Output the material beneath exactly, leaving nothing out.

————

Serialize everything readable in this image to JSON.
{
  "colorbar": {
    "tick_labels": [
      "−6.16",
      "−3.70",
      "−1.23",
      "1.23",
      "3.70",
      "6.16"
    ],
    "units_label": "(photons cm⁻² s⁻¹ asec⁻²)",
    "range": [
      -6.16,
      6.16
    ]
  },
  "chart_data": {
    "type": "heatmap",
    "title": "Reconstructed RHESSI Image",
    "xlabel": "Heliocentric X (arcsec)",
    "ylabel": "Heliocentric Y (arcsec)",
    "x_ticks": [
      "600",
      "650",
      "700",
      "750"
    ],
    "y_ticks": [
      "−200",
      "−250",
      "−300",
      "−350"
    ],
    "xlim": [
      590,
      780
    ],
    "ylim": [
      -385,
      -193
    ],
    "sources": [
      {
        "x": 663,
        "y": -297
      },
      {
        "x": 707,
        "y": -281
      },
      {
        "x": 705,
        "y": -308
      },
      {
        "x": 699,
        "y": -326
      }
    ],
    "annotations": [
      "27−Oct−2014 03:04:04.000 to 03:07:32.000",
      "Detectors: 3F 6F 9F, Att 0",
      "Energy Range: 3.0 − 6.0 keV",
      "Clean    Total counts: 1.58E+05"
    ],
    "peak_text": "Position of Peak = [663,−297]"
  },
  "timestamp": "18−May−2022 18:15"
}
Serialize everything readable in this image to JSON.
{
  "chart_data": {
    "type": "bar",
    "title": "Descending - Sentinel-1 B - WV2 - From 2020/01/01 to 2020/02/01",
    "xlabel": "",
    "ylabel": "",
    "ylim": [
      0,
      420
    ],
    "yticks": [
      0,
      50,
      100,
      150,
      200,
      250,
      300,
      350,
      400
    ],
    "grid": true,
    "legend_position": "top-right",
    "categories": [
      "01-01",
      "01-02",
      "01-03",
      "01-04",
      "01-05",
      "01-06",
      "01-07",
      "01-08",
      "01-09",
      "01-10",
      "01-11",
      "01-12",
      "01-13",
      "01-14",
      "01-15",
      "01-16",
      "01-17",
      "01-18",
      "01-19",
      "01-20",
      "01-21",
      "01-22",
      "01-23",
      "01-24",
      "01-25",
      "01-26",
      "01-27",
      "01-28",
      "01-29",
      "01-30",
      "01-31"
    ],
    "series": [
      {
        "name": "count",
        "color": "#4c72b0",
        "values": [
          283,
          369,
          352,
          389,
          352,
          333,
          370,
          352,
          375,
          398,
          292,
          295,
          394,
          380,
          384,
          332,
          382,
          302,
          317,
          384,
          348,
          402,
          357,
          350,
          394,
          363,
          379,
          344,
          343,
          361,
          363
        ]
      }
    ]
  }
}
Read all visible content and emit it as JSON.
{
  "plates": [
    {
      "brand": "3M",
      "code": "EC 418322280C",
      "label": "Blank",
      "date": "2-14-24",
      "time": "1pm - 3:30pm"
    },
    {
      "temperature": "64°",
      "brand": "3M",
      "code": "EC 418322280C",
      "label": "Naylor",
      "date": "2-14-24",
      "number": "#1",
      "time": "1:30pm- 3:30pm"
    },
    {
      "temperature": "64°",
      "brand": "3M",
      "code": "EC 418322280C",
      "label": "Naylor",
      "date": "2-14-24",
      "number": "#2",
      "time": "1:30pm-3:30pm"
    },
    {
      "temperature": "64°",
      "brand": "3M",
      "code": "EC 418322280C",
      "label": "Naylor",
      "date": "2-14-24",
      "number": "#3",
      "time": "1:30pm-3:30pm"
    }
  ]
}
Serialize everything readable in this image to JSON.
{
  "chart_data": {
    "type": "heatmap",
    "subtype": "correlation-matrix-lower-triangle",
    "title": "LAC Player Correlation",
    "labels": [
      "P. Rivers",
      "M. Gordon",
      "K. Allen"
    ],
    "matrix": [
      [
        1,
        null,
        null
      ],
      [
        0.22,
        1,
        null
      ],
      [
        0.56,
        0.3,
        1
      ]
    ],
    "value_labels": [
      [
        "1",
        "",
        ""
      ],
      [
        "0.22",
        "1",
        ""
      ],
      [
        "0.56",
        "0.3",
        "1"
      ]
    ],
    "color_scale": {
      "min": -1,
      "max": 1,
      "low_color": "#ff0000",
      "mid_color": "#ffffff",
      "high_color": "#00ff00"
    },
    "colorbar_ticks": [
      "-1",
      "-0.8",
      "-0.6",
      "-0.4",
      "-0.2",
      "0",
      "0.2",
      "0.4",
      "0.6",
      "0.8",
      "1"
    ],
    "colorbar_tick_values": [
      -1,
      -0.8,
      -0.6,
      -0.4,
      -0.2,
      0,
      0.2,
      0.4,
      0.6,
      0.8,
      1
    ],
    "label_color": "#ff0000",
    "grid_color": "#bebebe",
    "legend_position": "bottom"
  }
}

————

__CORRECT RESPONSE__:
Serialize everything readable in this image to JSON.
{
  "colorbar": {
    "tick_labels": [
      "−6.16",
      "−3.70",
      "−1.23",
      "1.23",
      "3.70",
      "6.16"
    ],
    "units_label": "(photons cm⁻² s⁻¹ asec⁻²)",
    "range": [
      -6.16,
      6.16
    ]
  },
  "chart_data": {
    "type": "heatmap",
    "title": "Reconstructed RHESSI Image",
    "xlabel": "Heliocentric X (arcsec)",
    "ylabel": "Heliocentric Y (arcsec)",
    "x_ticks": [
      "600",
      "650",
      "700",
      "750"
    ],
    "y_ticks": [
      "−200",
      "−250",
      "−300",
      "−350"
    ],
    "xlim": [
      590,
      780
    ],
    "ylim": [
      -385,
      -193
    ],
    "sources": [
      {
        "x": 663,
        "y": -297
      },
      {
        "x": 707,
        "y": -281
      },
      {
        "x": 705,
        "y": -308
      },
      {
        "x": 699,
        "y": -326
      }
    ],
    "annotations": [
      "27−Oct−2014 03:04:04.000 to 03:07:32.000",
      "Detectors: 3F 6F 9F, Att 0",
      "Energy Range: 3.0 − 6.0 keV",
      "Clean    Total counts: 1.58E+05"
    ],
    "peak_text": "Position of Peak = [663,−297]"
  },
  "timestamp": "18−May−2022 18:15"
}
Serialize everything readable in this image to JSON.
{
  "chart_data": {
    "type": "bar",
    "title": "Descending - Sentinel-1 B - WV2 - From 2020/01/01 to 2020/02/01",
    "xlabel": "",
    "ylabel": "",
    "ylim": [
      0,
      420
    ],
    "yticks": [
      0,
      50,
      100,
      150,
      200,
      250,
      300,
      350,
      400
    ],
    "grid": true,
    "legend_position": "top-right",
    "categories": [
      "01-01",
      "01-02",
      "01-03",
      "01-04",
      "01-05",
      "01-06",
      "01-07",
      "01-08",
      "01-09",
      "01-10",
      "01-11",
      "01-12",
      "01-13",
      "01-14",
      "01-15",
      "01-16",
      "01-17",
      "01-18",
      "01-19",
      "01-20",
      "01-21",
      "01-22",
      "01-23",
      "01-24",
      "01-25",
      "01-26",
      "01-27",
      "01-28",
      "01-29",
      "01-30",
      "01-31"
    ],
    "series": [
      {
        "name": "count",
        "color": "#4c72b0",
        "values": [
          283,
          369,
          352,
          389,
          352,
          333,
          370,
          352,
          375,
          398,
          292,
          295,
          394,
          380,
          384,
          332,
          382,
          302,
          317,
          384,
          348,
          402,
          357,
          350,
          394,
          363,
          379,
          344,
          343,
          361,
          363
        ]
      }
    ]
  }
}
Read all visible content and emit it as JSON.
{
  "plates": [
    {
      "brand": "3M",
      "code": "EC 418322280C",
      "label": "Blank",
      "date": "2-14-24",
      "time": "1pm - 3:30pm"
    },
    {
      "temperature": "64°",
      "brand": "3M",
      "code": "EC 418322280C",
      "label": "Naylor",
      "date": "2-14-24",
      "number": "#1",
      "time": "1:30pm- 3:30pm"
    },
    {
      "temperature": "64°",
      "brand": "3M",
      "code": "EC 418322280C",
      "label": "Naylor",
      "date": "2-14-24",
      "number": "#2",
      "time": "1:30pm-3:30pm"
    },
    {
      "temperature": "64°",
      "brand": "3M",
      "code": "EC 418322280C",
      "label": "Naylor",
      "date": "2-14-24",
      "number": "#3",
      "time": "1:30pm-3:30pm"
    }
  ]
}
Serialize everything readable in this image to JSON.
{
  "chart_data": {
    "type": "heatmap",
    "subtype": "correlation-matrix-lower-triangle",
    "title": "LAC Player Correlation",
    "labels": [
      "P. Rivers",
      "M. Gordon",
      "K. Allen"
    ],
    "matrix": [
      [
        1,
        null,
        null
      ],
      [
        0.22,
        1,
        null
      ],
      [
        0.56,
        0.3,
        1
      ]
    ],
    "value_labels": [
      [
        "1",
        "",
        ""
      ],
      [
        "0.22",
        "1",
        ""
      ],
      [
        "0.56",
        "0.3",
        "1"
      ]
    ],
    "color_scale": {
      "min": -1,
      "max": 1,
      "low_color": "#ff0000",
      "mid_color": "#ffffff",
      "high_color": "#00ff00"
    },
    "colorbar_ticks": [
      "-1",
      "-0.8",
      "-0.6",
      "-0.4",
      "-0.2",
      "0",
      "0.2",
      "0.4",
      "0.6",
      "0.8",
      "1"
    ],
    "colorbar_tick_values": [
      -1,
      -0.8,
      -0.6,
      -0.4,
      -0.2,
      0,
      0.2,
      0.4,
      0.6,
      0.8,
      1
    ],
    "label_color": "#ff0000",
    "grid_color": "#bebebe",
    "legend_position": "bottom"
  }
}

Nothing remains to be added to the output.